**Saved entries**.
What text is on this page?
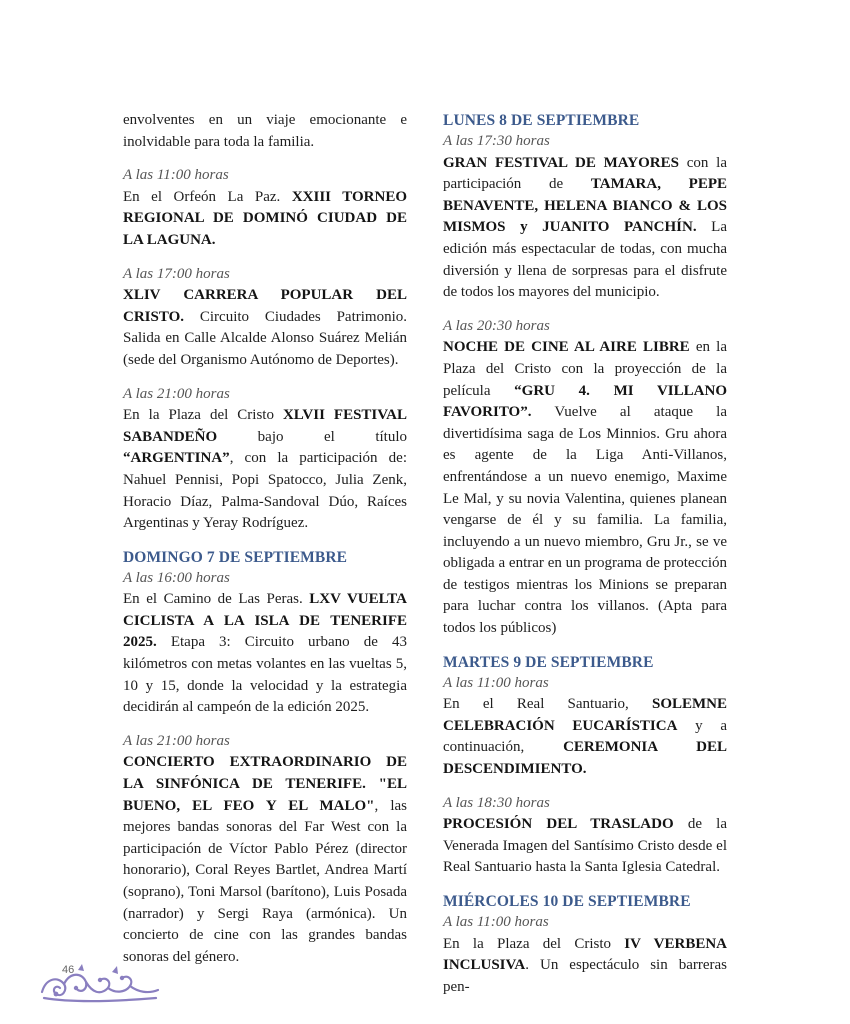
envolventes en un viaje emocionante e inolvidable para toda la familia.

A las 11:00 horas

En el Orfeón La Paz. XXIII TORNEO REGIONAL DE DOMINÓ CIUDAD DE LA LAGUNA.

A las 17:00 horas

XLIV CARRERA POPULAR DEL CRISTO. Circuito Ciudades Patrimonio. Salida en Calle Alcalde Alonso Suárez Melián (sede del Organismo Autónomo de Deportes).

A las 21:00 horas

En la Plaza del Cristo XLVII FESTIVAL SABANDEÑO bajo el título “ARGENTINA”, con la participación de: Nahuel Pennisi, Popi Spatocco, Julia Zenk, Horacio Díaz, Palma-Sandoval Dúo, Raíces Argentinas y Yeray Rodríguez.

DOMINGO 7 DE SEPTIEMBRE

A las 16:00 horas

En el Camino de Las Peras. LXV VUELTA CICLISTA A LA ISLA DE TENERIFE 2025. Etapa 3: Circuito urbano de 43 kilómetros con metas volantes en las vueltas 5, 10 y 15, donde la velocidad y la estrategia decidirán al campeón de la edición 2025.

A las 21:00 horas

CONCIERTO EXTRAORDINARIO DE LA SINFÓNICA DE TENERIFE. "EL BUENO, EL FEO Y EL MALO", las mejores bandas sonoras del Far West con la participación de Víctor Pablo Pérez (director honorario), Coral Reyes Bartlet, Andrea Martí (soprano), Toni Marsol (barítono), Luis Posada (narrador) y Sergi Raya (armónica). Un concierto de cine con las grandes bandas sonoras del género.

LUNES 8 DE SEPTIEMBRE

A las 17:30 horas

GRAN FESTIVAL DE MAYORES con la participación de TAMARA, PEPE BENAVENTE, HELENA BIANCO & LOS MISMOS y JUANITO PANCHÍN. La edición más espectacular de todas, con mucha diversión y llena de sorpresas para el disfrute de todos los mayores del municipio.

A las 20:30 horas

NOCHE DE CINE AL AIRE LIBRE en la Plaza del Cristo con la proyección de la película “GRU 4. MI VILLANO FAVORITO”. Vuelve al ataque la divertidísima saga de Los Minnios. Gru ahora es agente de la Liga Anti-Villanos, enfrentándose a un nuevo enemigo, Maxime Le Mal, y su novia Valentina, quienes planean vengarse de él y su familia. La familia, incluyendo a un nuevo miembro, Gru Jr., se ve obligada a entrar en un programa de protección de testigos mientras los Minions se preparan para luchar contra los villanos. (Apta para todos los públicos)

MARTES 9 DE SEPTIEMBRE

A las 11:00 horas

En el Real Santuario, SOLEMNE CELEBRACIÓN EUCARÍSTICA y a continuación, CEREMONIA DEL DESCENDIMIENTO.

A las 18:30 horas

PROCESIÓN DEL TRASLADO de la Venerada Imagen del Santísimo Cristo desde el Real Santuario hasta la Santa Iglesia Catedral.

MIÉRCOLES 10 DE SEPTIEMBRE

A las 11:00 horas

En la Plaza del Cristo IV VERBENA INCLUSIVA. Un espectáculo sin barreras pen-

46
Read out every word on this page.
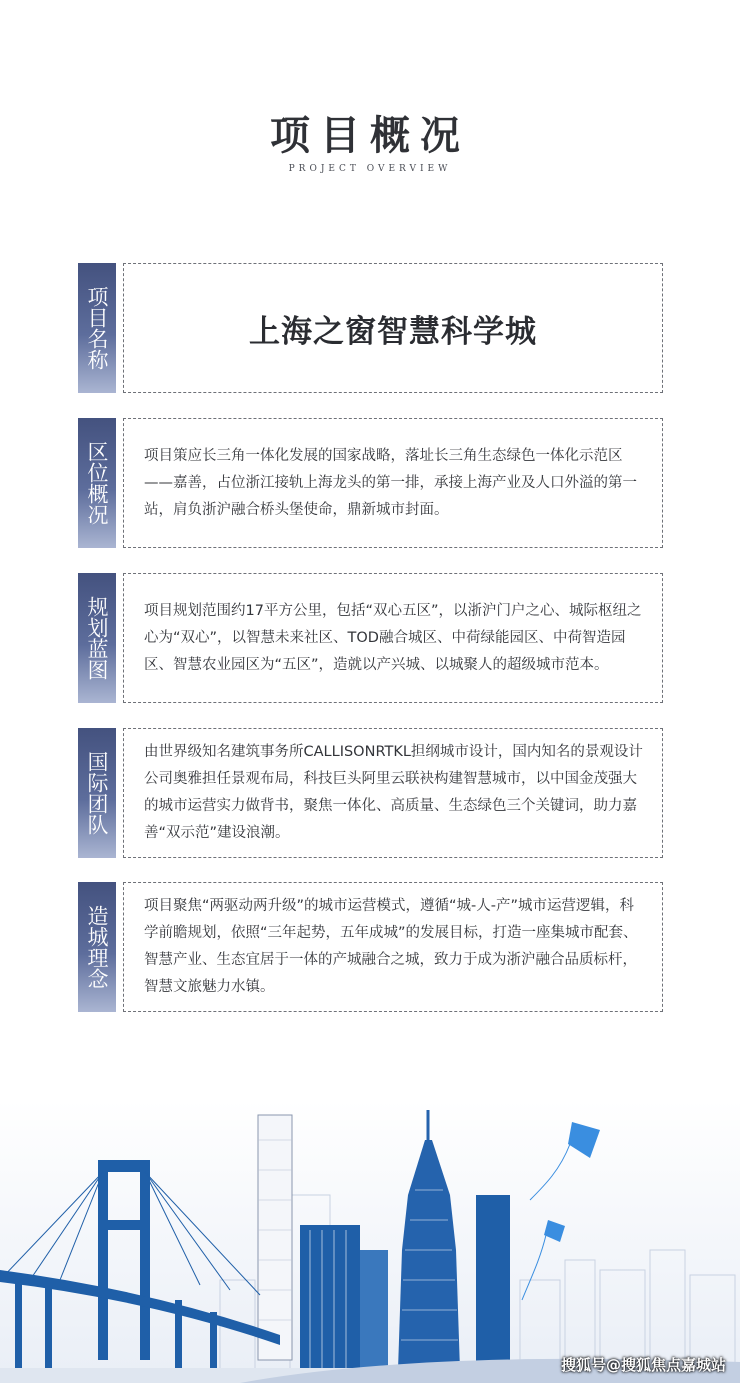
项目概况
PROJECT OVERVIEW
项目名称	上海之窗智慧科学城
区位概况	项目策应长三角一体化发展的国家战略，落址长三角生态绿色一体化示范区——嘉善，占位浙江接轨上海龙头的第一排，承接上海产业及人口外溢的第一站，肩负浙沪融合桥头堡使命，鼎新城市封面。
规划蓝图	项目规划范围约17平方公里，包括“双心五区”，以浙沪门户之心、城际枢纽之心为“双心”，以智慧未来社区、TOD融合城区、中荷绿能园区、中荷智造园区、智慧农业园区为“五区”，造就以产兴城、以城聚人的超级城市范本。
国际团队	由世界级知名建筑事务所CALLISONRTKL担纲城市设计，国内知名的景观设计公司奥雅担任景观布局，科技巨头阿里云联袂构建智慧城市，以中国金茂强大的城市运营实力做背书，聚焦一体化、高质量、生态绿色三个关键词，助力嘉善“双示范”建设浪潮。
造城理念	项目聚焦“两驱动两升级”的城市运营模式，遵循“城-人-产”城市运营逻辑，科学前瞻规划，依照“三年起势，五年成城”的发展目标，打造一座集城市配套、智慧产业、生态宜居于一体的产城融合之城，致力于成为浙沪融合品质标杆，智慧文旅魅力水镇。
搜狐号@搜狐焦点嘉城站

**TASK DESCRIPTION**. Without the pictures, return the entries exactly as they appear.

**FINAL RESULT**.
What text is on this page?
envolventes en un viaje emocionante e inolvidable para toda la familia.

A las 11:00 horas

En el Orfeón La Paz. XXIII TORNEO REGIONAL DE DOMINÓ CIUDAD DE LA LAGUNA.

A las 17:00 horas

XLIV CARRERA POPULAR DEL CRISTO. Circuito Ciudades Patrimonio. Salida en Calle Alcalde Alonso Suárez Melián (sede del Organismo Autónomo de Deportes).

A las 21:00 horas

En la Plaza del Cristo XLVII FESTIVAL SABANDEÑO bajo el título “ARGENTINA”, con la participación de: Nahuel Pennisi, Popi Spatocco, Julia Zenk, Horacio Díaz, Palma-Sandoval Dúo, Raíces Argentinas y Yeray Rodríguez.

DOMINGO 7 DE SEPTIEMBRE

A las 16:00 horas

En el Camino de Las Peras. LXV VUELTA CICLISTA A LA ISLA DE TENERIFE 2025. Etapa 3: Circuito urbano de 43 kilómetros con metas volantes en las vueltas 5, 10 y 15, donde la velocidad y la estrategia decidirán al campeón de la edición 2025.

A las 21:00 horas

CONCIERTO EXTRAORDINARIO DE LA SINFÓNICA DE TENERIFE. "EL BUENO, EL FEO Y EL MALO", las mejores bandas sonoras del Far West con la participación de Víctor Pablo Pérez (director honorario), Coral Reyes Bartlet, Andrea Martí (soprano), Toni Marsol (barítono), Luis Posada (narrador) y Sergi Raya (armónica). Un concierto de cine con las grandes bandas sonoras del género.

LUNES 8 DE SEPTIEMBRE

A las 17:30 horas

GRAN FESTIVAL DE MAYORES con la participación de TAMARA, PEPE BENAVENTE, HELENA BIANCO & LOS MISMOS y JUANITO PANCHÍN. La edición más espectacular de todas, con mucha diversión y llena de sorpresas para el disfrute de todos los mayores del municipio.

A las 20:30 horas

NOCHE DE CINE AL AIRE LIBRE en la Plaza del Cristo con la proyección de la película “GRU 4. MI VILLANO FAVORITO”. Vuelve al ataque la divertidísima saga de Los Minnios. Gru ahora es agente de la Liga Anti-Villanos, enfrentándose a un nuevo enemigo, Maxime Le Mal, y su novia Valentina, quienes planean vengarse de él y su familia. La familia, incluyendo a un nuevo miembro, Gru Jr., se ve obligada a entrar en un programa de protección de testigos mientras los Minions se preparan para luchar contra los villanos. (Apta para todos los públicos)

MARTES 9 DE SEPTIEMBRE

A las 11:00 horas

En el Real Santuario, SOLEMNE CELEBRACIÓN EUCARÍSTICA y a continuación, CEREMONIA DEL DESCENDIMIENTO.

A las 18:30 horas

PROCESIÓN DEL TRASLADO de la Venerada Imagen del Santísimo Cristo desde el Real Santuario hasta la Santa Iglesia Catedral.

MIÉRCOLES 10 DE SEPTIEMBRE

A las 11:00 horas

En la Plaza del Cristo IV VERBENA INCLUSIVA. Un espectáculo sin barreras pen-

46
Read out every word on this page.
项目概况
PROJECT OVERVIEW
项目名称	上海之窗智慧科学城
区位概况	项目策应长三角一体化发展的国家战略，落址长三角生态绿色一体化示范区——嘉善，占位浙江接轨上海龙头的第一排，承接上海产业及人口外溢的第一站，肩负浙沪融合桥头堡使命，鼎新城市封面。
规划蓝图	项目规划范围约17平方公里，包括“双心五区”，以浙沪门户之心、城际枢纽之心为“双心”，以智慧未来社区、TOD融合城区、中荷绿能园区、中荷智造园区、智慧农业园区为“五区”，造就以产兴城、以城聚人的超级城市范本。
国际团队	由世界级知名建筑事务所CALLISONRTKL担纲城市设计，国内知名的景观设计公司奥雅担任景观布局，科技巨头阿里云联袂构建智慧城市，以中国金茂强大的城市运营实力做背书，聚焦一体化、高质量、生态绿色三个关键词，助力嘉善“双示范”建设浪潮。
造城理念	项目聚焦“两驱动两升级”的城市运营模式，遵循“城-人-产”城市运营逻辑，科学前瞻规划，依照“三年起势，五年成城”的发展目标，打造一座集城市配套、智慧产业、生态宜居于一体的产城融合之城，致力于成为浙沪融合品质标杆，智慧文旅魅力水镇。
搜狐号@搜狐焦点嘉城站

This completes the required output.